**WHAT IS ASKED**.
Reproduce the listing from the line with "Euro area [645, 258, 654, 263]" to the line with "Euro area [256, 250, 265, 255]", changing "United Kingdom" to "UK" and leaving everything else unchanged.

**ITEMS**.

○ ○ ○ ○

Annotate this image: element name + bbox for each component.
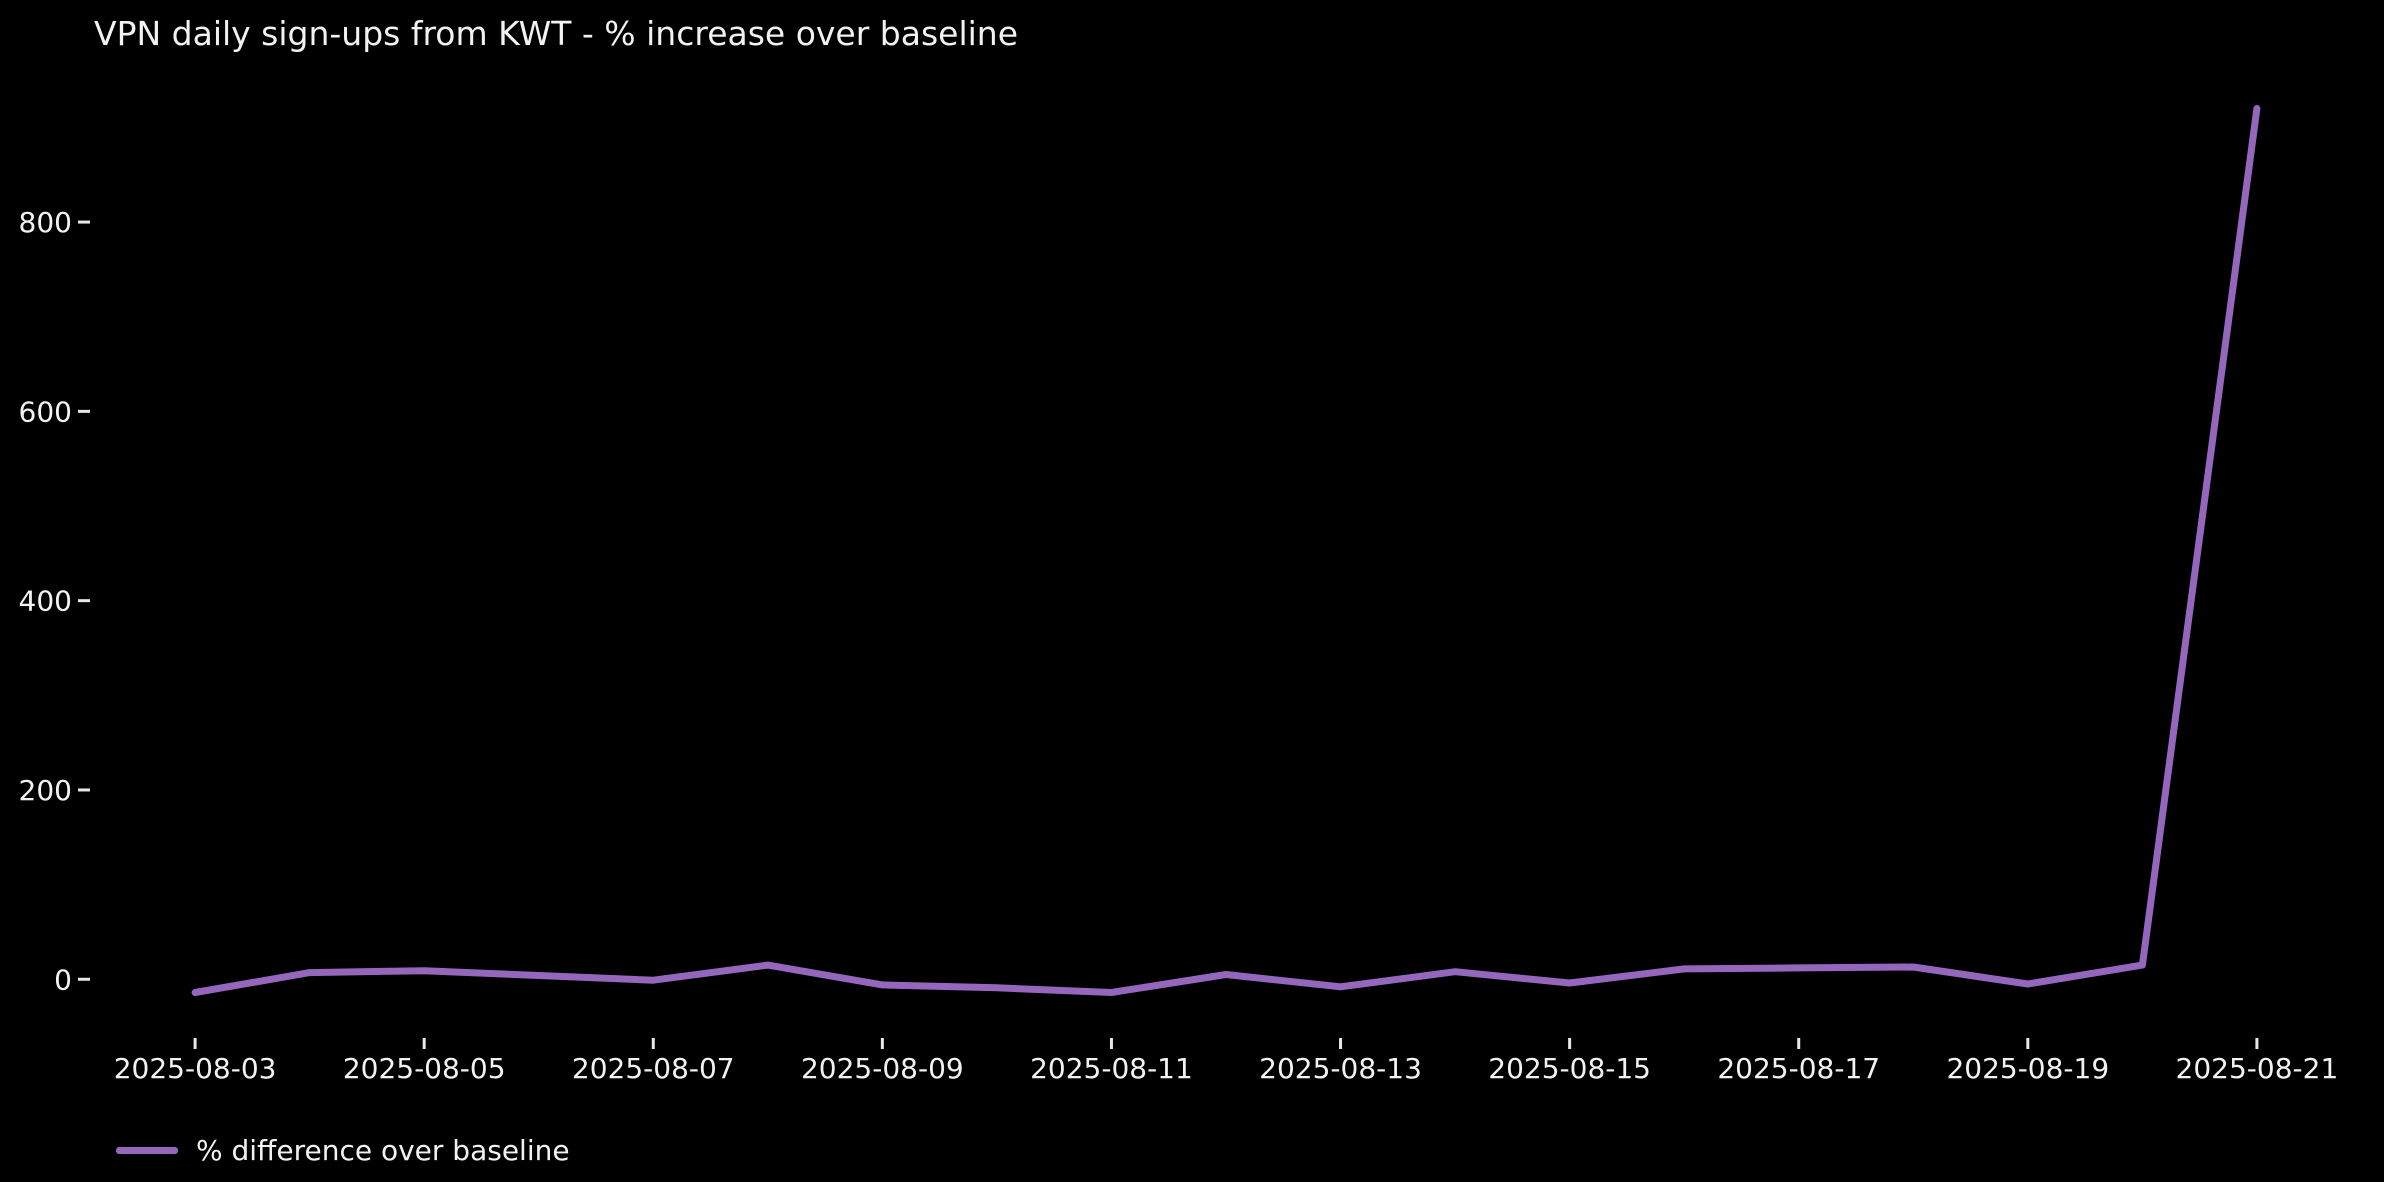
chart-title: VPN daily sign-ups from KWT - % increase… xyxy=(94,14,1018,53)
data-line xyxy=(191,105,2261,996)
x-tick-label: 2025-08-21 xyxy=(2176,1052,2339,1085)
x-tick-label: 2025-08-11 xyxy=(1030,1052,1193,1085)
x-tick-label: 2025-08-19 xyxy=(1946,1052,2109,1085)
x-tick-label: 2025-08-05 xyxy=(343,1052,506,1085)
x-tick-label: 2025-08-13 xyxy=(1259,1052,1422,1085)
x-tick-label: 2025-08-09 xyxy=(801,1052,964,1085)
legend: % difference over baseline xyxy=(116,1128,570,1172)
y-tick-label: 600 xyxy=(19,395,72,428)
y-tick-label: 200 xyxy=(19,774,72,807)
x-tick-label: 2025-08-17 xyxy=(1717,1052,1880,1085)
x-tick-label: 2025-08-07 xyxy=(572,1052,735,1085)
x-tick-label: 2025-08-15 xyxy=(1488,1052,1651,1085)
legend-line-swatch xyxy=(116,1146,178,1154)
y-tick-label: 0 xyxy=(54,963,72,996)
y-tick-label: 800 xyxy=(19,206,72,239)
x-tick-label: 2025-08-03 xyxy=(114,1052,277,1085)
y-tick-label: 400 xyxy=(19,585,72,618)
legend-label: % difference over baseline xyxy=(196,1133,570,1167)
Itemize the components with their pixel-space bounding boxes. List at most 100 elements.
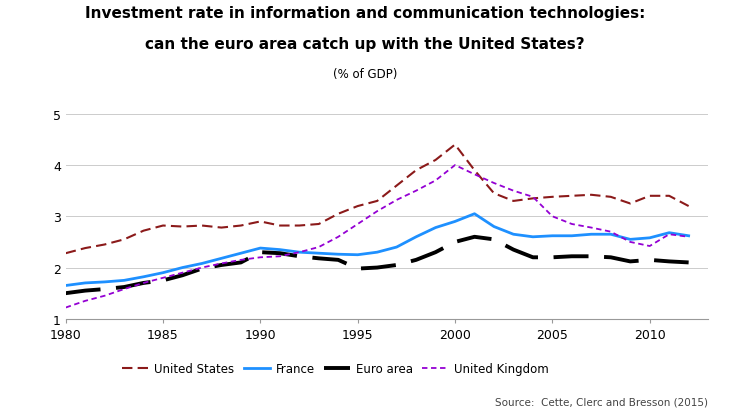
Euro area [645, 258, 654, 263]
Text: Source:  Cette, Clerc and Bresson (2015): Source: Cette, Clerc and Bresson (2015) [495, 397, 708, 407]
France [100, 280, 109, 285]
United Kingdom [607, 230, 615, 235]
France [237, 251, 245, 256]
Euro area [665, 259, 674, 264]
France [353, 253, 362, 258]
United States [100, 243, 109, 247]
France [431, 226, 440, 231]
United States [120, 237, 128, 242]
United Kingdom [295, 250, 304, 255]
United States [684, 204, 693, 209]
Euro area [684, 261, 693, 265]
Euro area [626, 259, 634, 264]
Text: Investment rate in information and communication technologies:: Investment rate in information and commu… [85, 6, 645, 21]
United States [275, 223, 284, 228]
Euro area [139, 281, 148, 286]
Euro area [61, 291, 70, 296]
France [548, 234, 557, 239]
France [490, 225, 499, 229]
United States [470, 169, 479, 173]
France [567, 234, 576, 239]
France [665, 231, 674, 236]
Euro area [412, 258, 420, 263]
Euro area [256, 250, 265, 255]
Euro area [450, 240, 459, 245]
United Kingdom [198, 265, 207, 270]
United States [626, 202, 634, 207]
United Kingdom [587, 226, 596, 231]
Euro area [431, 250, 440, 255]
United States [529, 196, 537, 201]
United Kingdom [334, 235, 342, 240]
United Kingdom [490, 181, 499, 186]
United States [61, 251, 70, 256]
France [315, 251, 323, 256]
United Kingdom [315, 245, 323, 250]
Euro area [373, 265, 382, 270]
Euro area [295, 254, 304, 259]
Euro area [198, 267, 207, 272]
United States [412, 169, 420, 173]
France [684, 234, 693, 239]
Euro area [607, 255, 615, 260]
France [217, 256, 226, 261]
United Kingdom [237, 258, 245, 263]
Euro area [392, 263, 401, 268]
France [645, 236, 654, 240]
France [392, 245, 401, 250]
France [587, 232, 596, 237]
Euro area [178, 273, 187, 278]
France [529, 235, 537, 240]
Text: can the euro area catch up with the United States?: can the euro area catch up with the Unit… [145, 37, 585, 52]
Euro area [334, 258, 342, 263]
United Kingdom [529, 195, 537, 200]
United Kingdom [61, 305, 70, 310]
United Kingdom [178, 271, 187, 276]
United Kingdom [450, 163, 459, 168]
United Kingdom [684, 235, 693, 240]
France [334, 252, 342, 257]
Line: United States: United States [66, 145, 688, 254]
France [61, 283, 70, 288]
United Kingdom [431, 179, 440, 184]
Euro area [529, 255, 537, 260]
United States [665, 194, 674, 199]
Euro area [81, 288, 90, 293]
United States [450, 143, 459, 148]
United States [567, 194, 576, 199]
United Kingdom [353, 222, 362, 227]
France [256, 246, 265, 251]
United States [607, 195, 615, 200]
Euro area [567, 254, 576, 259]
Euro area [120, 285, 128, 290]
United Kingdom [509, 189, 518, 194]
United Kingdom [470, 173, 479, 178]
United Kingdom [120, 287, 128, 292]
France [626, 237, 634, 242]
United Kingdom [81, 299, 90, 303]
United Kingdom [392, 198, 401, 203]
United Kingdom [645, 244, 654, 249]
United States [158, 223, 167, 228]
France [178, 265, 187, 270]
United States [334, 212, 342, 217]
France [607, 232, 615, 237]
United States [490, 191, 499, 196]
France [509, 232, 518, 237]
United Kingdom [158, 276, 167, 281]
France [275, 247, 284, 252]
Euro area [353, 267, 362, 272]
Text: (% of GDP): (% of GDP) [333, 67, 397, 81]
France [295, 250, 304, 255]
Euro area [100, 287, 109, 292]
Euro area [587, 254, 596, 259]
Euro area [490, 237, 499, 242]
United States [198, 223, 207, 228]
United States [139, 229, 148, 234]
France [81, 281, 90, 286]
Euro area [470, 235, 479, 240]
Euro area [315, 256, 323, 261]
United Kingdom [626, 240, 634, 245]
Line: France: France [66, 214, 688, 286]
France [412, 235, 420, 240]
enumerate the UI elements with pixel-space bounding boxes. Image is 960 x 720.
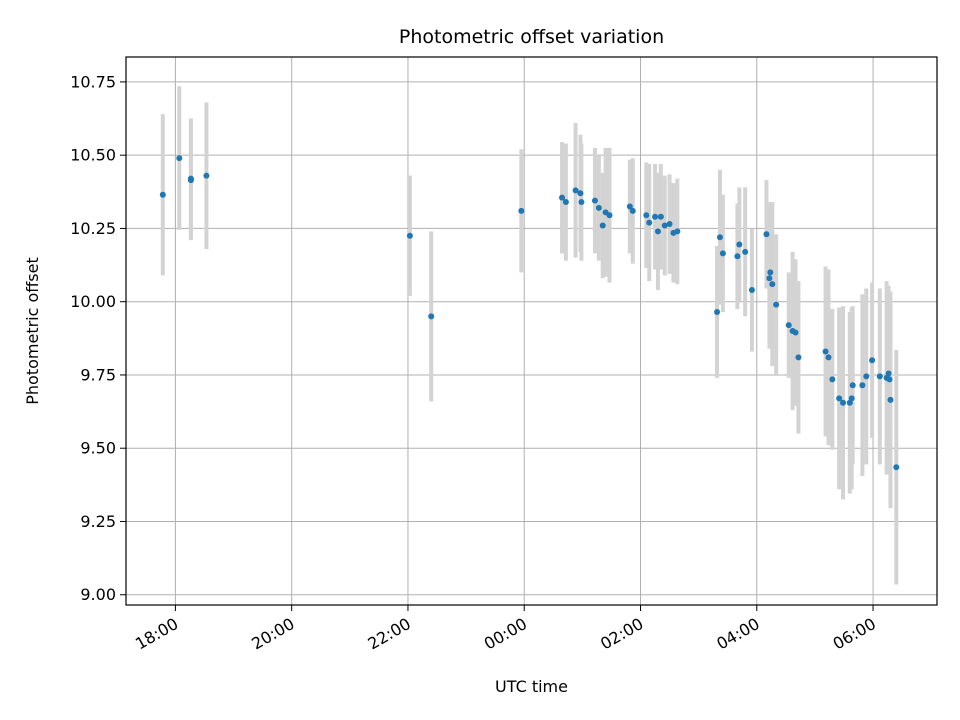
chart-title: Photometric offset variation xyxy=(399,26,664,48)
y-tick-label: 10.00 xyxy=(70,292,116,311)
y-tick-label: 9.25 xyxy=(80,512,116,531)
data-point xyxy=(763,231,770,238)
data-point xyxy=(876,373,883,380)
data-point xyxy=(674,228,681,235)
data-point xyxy=(652,213,659,220)
y-tick-label: 9.75 xyxy=(80,365,116,384)
data-point xyxy=(825,354,832,361)
data-point xyxy=(769,281,776,288)
data-point xyxy=(657,213,664,220)
data-point xyxy=(599,222,606,229)
data-point xyxy=(766,275,773,282)
data-point xyxy=(767,269,774,276)
data-point xyxy=(406,232,413,239)
data-point xyxy=(795,354,802,361)
data-point xyxy=(822,348,829,355)
data-point xyxy=(629,207,636,214)
data-point xyxy=(848,395,855,402)
data-point xyxy=(829,376,836,383)
data-point xyxy=(840,399,847,406)
y-axis-title: Photometric offset xyxy=(23,257,42,405)
y-axis: 9.00 9.25 9.50 9.75 10.00 10.25 10.50 10.75 xyxy=(70,72,126,604)
data-point xyxy=(428,313,435,320)
data-point xyxy=(626,203,633,210)
data-point xyxy=(893,464,900,471)
data-point xyxy=(661,222,668,229)
data-point xyxy=(734,253,741,260)
data-point xyxy=(176,155,183,162)
data-point xyxy=(716,234,723,241)
plot-area-frame xyxy=(125,56,938,606)
data-point xyxy=(748,286,755,293)
data-point xyxy=(719,250,726,257)
grid xyxy=(126,57,937,605)
data-point xyxy=(643,212,650,219)
data-point xyxy=(572,187,579,194)
data-point xyxy=(578,199,585,206)
data-point xyxy=(666,221,673,228)
data-point xyxy=(606,212,613,219)
y-tick-label: 9.00 xyxy=(80,585,116,604)
y-tick-label: 10.25 xyxy=(70,219,116,238)
data-point xyxy=(203,172,210,179)
data-point xyxy=(595,204,602,211)
data-point xyxy=(742,248,749,255)
data-point xyxy=(849,382,856,389)
data-point xyxy=(654,228,661,235)
data-point xyxy=(792,329,799,336)
data-point xyxy=(887,396,894,403)
data-point xyxy=(785,322,792,329)
data-point xyxy=(646,219,653,226)
data-point xyxy=(736,241,743,248)
data-point xyxy=(559,194,566,201)
data-point xyxy=(714,308,721,315)
data-point xyxy=(859,382,866,389)
data-point xyxy=(591,197,598,204)
y-tick-label: 9.50 xyxy=(80,439,116,458)
data-point xyxy=(187,175,194,182)
data-point xyxy=(885,370,892,377)
data-point xyxy=(869,357,876,364)
y-tick-label: 10.50 xyxy=(70,146,116,165)
data-point xyxy=(159,191,166,198)
data-point xyxy=(518,207,525,214)
x-axis-title: UTC time xyxy=(495,677,568,696)
data-point xyxy=(773,301,780,308)
data-point xyxy=(863,373,870,380)
data-point xyxy=(562,199,569,206)
data-point xyxy=(836,395,843,402)
y-tick-label: 10.75 xyxy=(70,72,116,91)
data-point xyxy=(577,190,584,197)
data-point xyxy=(886,376,893,383)
data-points xyxy=(159,155,900,471)
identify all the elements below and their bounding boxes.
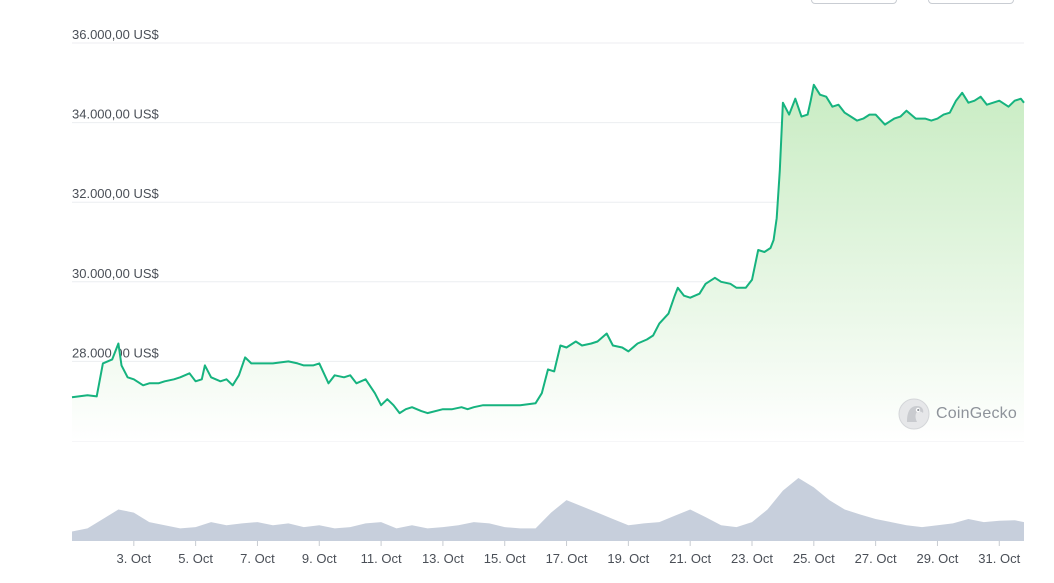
price-area [72, 84, 1024, 442]
price-line [71, 83, 1025, 415]
x-tick-label: 9. Oct [302, 551, 337, 566]
volume-chart [72, 478, 1024, 541]
x-tick-label: 11. Oct [361, 551, 402, 566]
x-tick-label: 21. Oct [669, 551, 711, 566]
coingecko-watermark: CoinGecko [898, 398, 1017, 430]
x-tick-label: 3. Oct [116, 551, 151, 566]
x-tick-label: 29. Oct [916, 551, 958, 566]
x-tick-label: 17. Oct [546, 551, 588, 566]
y-tick-label: 32.000,00 US$ [72, 186, 160, 201]
x-tick-label: 31. Oct [978, 551, 1020, 566]
price-area-fill [72, 84, 1024, 442]
x-tick-label: 19. Oct [607, 551, 649, 566]
x-tick-label: 7. Oct [240, 551, 275, 566]
watermark-text: CoinGecko [936, 405, 1017, 422]
price-series-line [71, 83, 1025, 415]
x-tick-label: 5. Oct [178, 551, 213, 566]
y-tick-label: 36.000,00 US$ [72, 27, 160, 42]
coingecko-gecko-icon [898, 398, 930, 430]
x-tick-label: 15. Oct [484, 551, 526, 566]
x-tick-label: 23. Oct [731, 551, 773, 566]
x-tick-label: 25. Oct [793, 551, 835, 566]
x-tick-label: 27. Oct [855, 551, 897, 566]
y-tick-label: 30.000,00 US$ [72, 266, 160, 281]
x-axis: 3. Oct 5. Oct 7. Oct 9. Oct 11. Oct 13. Oct 15… [116, 541, 1021, 566]
x-tick-label: 13. Oct [422, 551, 464, 566]
y-tick-label: 34.000,00 US$ [72, 107, 160, 122]
volume-area [72, 478, 1024, 541]
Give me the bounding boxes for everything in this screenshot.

○ ○ ○ ○

**RESULT FOR THIS TASK**.
Euro area [645, 258, 654, 263]
Text: Source:  Cette, Clerc and Bresson (2015): Source: Cette, Clerc and Bresson (2015) [495, 397, 708, 407]
France [100, 280, 109, 285]
UK [607, 230, 615, 235]
France [237, 251, 245, 256]
Euro area [665, 259, 674, 264]
France [353, 253, 362, 258]
United States [100, 243, 109, 247]
France [431, 226, 440, 231]
United States [120, 237, 128, 242]
UK [295, 250, 304, 255]
United States [684, 204, 693, 209]
Euro area [684, 261, 693, 265]
Euro area [626, 259, 634, 264]
Text: Investment rate in information and communication technologies:: Investment rate in information and commu… [85, 6, 645, 21]
United States [275, 223, 284, 228]
Euro area [139, 281, 148, 286]
Euro area [61, 291, 70, 296]
France [548, 234, 557, 239]
France [490, 225, 499, 229]
United States [470, 169, 479, 173]
France [567, 234, 576, 239]
France [665, 231, 674, 236]
Euro area [412, 258, 420, 263]
Euro area [256, 250, 265, 255]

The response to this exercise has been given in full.